*Data supplied*.
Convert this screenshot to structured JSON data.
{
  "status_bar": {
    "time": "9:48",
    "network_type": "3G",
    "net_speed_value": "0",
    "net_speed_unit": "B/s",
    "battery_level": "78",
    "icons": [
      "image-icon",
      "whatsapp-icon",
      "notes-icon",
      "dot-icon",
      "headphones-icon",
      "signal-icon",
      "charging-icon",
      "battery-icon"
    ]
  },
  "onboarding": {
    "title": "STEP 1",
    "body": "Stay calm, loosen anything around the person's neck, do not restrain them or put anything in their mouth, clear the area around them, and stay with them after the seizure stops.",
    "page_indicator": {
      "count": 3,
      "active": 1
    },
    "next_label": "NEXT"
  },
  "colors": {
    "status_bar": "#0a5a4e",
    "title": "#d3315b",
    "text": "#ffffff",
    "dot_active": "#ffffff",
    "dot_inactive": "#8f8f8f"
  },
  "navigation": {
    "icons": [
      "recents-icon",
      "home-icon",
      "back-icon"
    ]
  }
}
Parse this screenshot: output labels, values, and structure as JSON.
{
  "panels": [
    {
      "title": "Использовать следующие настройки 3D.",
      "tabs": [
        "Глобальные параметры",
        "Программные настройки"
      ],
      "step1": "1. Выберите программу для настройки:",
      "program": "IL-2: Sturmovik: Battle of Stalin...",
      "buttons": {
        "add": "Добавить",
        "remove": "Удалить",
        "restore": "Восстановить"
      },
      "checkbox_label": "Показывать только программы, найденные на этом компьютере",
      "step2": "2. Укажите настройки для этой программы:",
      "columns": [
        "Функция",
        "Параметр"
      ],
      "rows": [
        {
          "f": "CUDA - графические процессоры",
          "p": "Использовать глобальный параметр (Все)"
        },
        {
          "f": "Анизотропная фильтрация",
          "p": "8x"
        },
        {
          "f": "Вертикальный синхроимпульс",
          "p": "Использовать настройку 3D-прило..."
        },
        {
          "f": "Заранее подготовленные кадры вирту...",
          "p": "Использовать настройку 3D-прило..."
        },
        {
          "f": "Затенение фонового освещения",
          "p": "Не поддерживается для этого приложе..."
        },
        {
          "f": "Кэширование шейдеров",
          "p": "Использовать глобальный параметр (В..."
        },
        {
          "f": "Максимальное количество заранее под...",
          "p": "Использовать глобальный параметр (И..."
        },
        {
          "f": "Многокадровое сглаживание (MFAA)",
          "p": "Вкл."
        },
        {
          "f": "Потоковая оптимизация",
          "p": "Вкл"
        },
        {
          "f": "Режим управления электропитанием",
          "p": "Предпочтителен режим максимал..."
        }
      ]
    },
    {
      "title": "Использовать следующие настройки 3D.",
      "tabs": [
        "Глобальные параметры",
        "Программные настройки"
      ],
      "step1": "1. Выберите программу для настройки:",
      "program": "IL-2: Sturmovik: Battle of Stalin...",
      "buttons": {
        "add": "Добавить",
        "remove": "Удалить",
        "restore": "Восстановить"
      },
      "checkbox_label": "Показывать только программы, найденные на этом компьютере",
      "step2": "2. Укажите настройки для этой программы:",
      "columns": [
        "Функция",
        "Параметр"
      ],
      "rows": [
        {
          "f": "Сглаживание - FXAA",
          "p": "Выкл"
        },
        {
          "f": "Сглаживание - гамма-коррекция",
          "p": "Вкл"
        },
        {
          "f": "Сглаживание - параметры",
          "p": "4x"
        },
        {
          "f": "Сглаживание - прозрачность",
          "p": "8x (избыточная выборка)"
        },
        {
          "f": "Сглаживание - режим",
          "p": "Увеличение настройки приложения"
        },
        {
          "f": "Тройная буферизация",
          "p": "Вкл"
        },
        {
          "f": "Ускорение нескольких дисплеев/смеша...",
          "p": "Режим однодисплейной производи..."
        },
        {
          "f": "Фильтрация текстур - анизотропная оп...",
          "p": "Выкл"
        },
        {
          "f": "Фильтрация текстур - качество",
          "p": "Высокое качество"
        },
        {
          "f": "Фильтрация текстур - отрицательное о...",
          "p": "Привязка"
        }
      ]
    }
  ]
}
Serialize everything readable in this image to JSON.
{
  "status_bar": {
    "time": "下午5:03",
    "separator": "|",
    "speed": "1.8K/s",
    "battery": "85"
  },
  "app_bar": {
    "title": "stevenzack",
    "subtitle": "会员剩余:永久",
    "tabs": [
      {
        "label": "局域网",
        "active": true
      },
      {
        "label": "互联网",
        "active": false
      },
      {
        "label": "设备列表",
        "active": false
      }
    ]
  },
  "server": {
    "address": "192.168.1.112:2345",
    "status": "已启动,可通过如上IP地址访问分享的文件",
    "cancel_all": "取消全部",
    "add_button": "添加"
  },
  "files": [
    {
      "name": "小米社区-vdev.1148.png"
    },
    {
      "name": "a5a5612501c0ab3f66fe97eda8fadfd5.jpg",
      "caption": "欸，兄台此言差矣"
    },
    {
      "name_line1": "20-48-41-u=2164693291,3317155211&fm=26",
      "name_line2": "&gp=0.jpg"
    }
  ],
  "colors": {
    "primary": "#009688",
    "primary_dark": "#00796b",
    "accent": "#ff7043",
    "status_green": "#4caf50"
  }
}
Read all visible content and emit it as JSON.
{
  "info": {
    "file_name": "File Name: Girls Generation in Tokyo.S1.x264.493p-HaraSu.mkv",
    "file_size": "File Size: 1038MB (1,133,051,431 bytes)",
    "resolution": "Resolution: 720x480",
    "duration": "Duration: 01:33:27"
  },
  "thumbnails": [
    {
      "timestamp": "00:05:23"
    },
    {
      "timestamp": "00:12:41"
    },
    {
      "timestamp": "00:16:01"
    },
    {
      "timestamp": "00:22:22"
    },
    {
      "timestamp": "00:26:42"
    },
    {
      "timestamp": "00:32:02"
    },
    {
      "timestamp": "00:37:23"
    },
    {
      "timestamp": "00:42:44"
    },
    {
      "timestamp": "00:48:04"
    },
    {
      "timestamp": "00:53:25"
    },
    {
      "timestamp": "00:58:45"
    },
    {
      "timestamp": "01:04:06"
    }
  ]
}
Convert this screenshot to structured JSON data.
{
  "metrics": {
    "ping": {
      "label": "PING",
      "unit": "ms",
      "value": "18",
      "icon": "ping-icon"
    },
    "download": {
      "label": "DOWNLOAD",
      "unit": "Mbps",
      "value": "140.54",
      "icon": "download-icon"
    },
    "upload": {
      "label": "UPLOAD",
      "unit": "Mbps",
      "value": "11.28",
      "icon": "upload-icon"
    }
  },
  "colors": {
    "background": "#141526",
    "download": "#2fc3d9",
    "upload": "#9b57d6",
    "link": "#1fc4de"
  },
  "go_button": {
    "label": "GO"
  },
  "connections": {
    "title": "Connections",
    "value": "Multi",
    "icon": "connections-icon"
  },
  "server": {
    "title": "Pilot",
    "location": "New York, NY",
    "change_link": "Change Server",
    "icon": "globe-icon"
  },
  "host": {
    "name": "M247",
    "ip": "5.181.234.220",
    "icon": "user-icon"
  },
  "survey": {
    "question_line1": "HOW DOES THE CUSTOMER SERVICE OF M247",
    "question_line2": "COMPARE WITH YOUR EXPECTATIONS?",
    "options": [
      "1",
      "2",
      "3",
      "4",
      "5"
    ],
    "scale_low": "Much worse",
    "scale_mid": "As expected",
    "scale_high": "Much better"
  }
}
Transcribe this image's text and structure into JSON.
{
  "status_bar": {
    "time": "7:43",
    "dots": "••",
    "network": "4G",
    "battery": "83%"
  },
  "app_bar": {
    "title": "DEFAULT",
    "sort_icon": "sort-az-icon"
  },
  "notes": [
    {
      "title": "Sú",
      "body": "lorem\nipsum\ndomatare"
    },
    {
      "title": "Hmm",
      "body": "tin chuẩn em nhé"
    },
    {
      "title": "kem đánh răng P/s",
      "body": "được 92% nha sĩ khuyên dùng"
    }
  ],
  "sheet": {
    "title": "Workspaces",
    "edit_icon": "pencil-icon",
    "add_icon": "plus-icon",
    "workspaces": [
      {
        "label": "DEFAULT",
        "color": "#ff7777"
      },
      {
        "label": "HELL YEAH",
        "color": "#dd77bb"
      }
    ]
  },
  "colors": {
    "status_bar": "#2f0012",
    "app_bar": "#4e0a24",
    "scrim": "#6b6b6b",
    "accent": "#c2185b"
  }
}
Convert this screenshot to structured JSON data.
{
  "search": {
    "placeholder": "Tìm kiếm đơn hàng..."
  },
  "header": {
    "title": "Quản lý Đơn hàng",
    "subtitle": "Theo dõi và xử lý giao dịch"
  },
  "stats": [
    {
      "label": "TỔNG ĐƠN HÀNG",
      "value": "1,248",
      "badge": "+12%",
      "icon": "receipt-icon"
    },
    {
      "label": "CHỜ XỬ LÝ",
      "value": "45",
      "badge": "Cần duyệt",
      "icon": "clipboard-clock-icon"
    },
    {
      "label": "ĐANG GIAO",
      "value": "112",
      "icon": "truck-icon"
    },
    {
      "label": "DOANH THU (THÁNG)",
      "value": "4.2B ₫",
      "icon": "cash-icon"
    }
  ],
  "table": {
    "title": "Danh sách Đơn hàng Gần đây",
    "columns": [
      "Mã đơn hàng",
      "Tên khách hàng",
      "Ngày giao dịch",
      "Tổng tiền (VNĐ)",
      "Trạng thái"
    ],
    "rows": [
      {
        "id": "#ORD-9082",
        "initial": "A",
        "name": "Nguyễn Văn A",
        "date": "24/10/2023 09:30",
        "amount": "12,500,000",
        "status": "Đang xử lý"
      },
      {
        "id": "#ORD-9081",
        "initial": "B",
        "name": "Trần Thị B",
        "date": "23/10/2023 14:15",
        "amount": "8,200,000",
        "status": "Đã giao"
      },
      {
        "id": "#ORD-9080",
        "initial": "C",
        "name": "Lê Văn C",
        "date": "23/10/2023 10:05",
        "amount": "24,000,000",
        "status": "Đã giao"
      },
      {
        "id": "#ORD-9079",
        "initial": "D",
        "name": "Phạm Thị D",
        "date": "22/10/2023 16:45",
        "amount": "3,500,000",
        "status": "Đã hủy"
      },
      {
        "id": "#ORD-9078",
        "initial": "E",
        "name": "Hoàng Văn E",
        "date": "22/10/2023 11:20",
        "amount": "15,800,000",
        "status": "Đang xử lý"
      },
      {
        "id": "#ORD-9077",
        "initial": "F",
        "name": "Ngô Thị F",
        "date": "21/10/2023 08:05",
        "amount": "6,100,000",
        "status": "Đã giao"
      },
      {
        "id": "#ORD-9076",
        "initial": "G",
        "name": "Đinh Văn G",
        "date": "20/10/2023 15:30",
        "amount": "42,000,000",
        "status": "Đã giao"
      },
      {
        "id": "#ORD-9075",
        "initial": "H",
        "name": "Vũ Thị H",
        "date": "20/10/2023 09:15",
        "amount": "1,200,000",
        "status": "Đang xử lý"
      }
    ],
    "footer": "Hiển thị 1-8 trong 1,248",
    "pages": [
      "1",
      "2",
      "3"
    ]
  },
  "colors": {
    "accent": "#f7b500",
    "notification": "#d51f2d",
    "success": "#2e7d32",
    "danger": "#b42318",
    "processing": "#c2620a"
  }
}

*To be done*.
From the listing above, pick out every line containing "body".

*Task answer*.
    "body": "Stay calm, loosen anything around the person's neck, do not restrain them or put anything in their mouth, clear the area around them, and stay with them after the seizure stops.",
      "body": "lorem\nipsum\ndomatare"
      "body": "tin chuẩn em nhé"
      "body": "được 92% nha sĩ khuyên dùng"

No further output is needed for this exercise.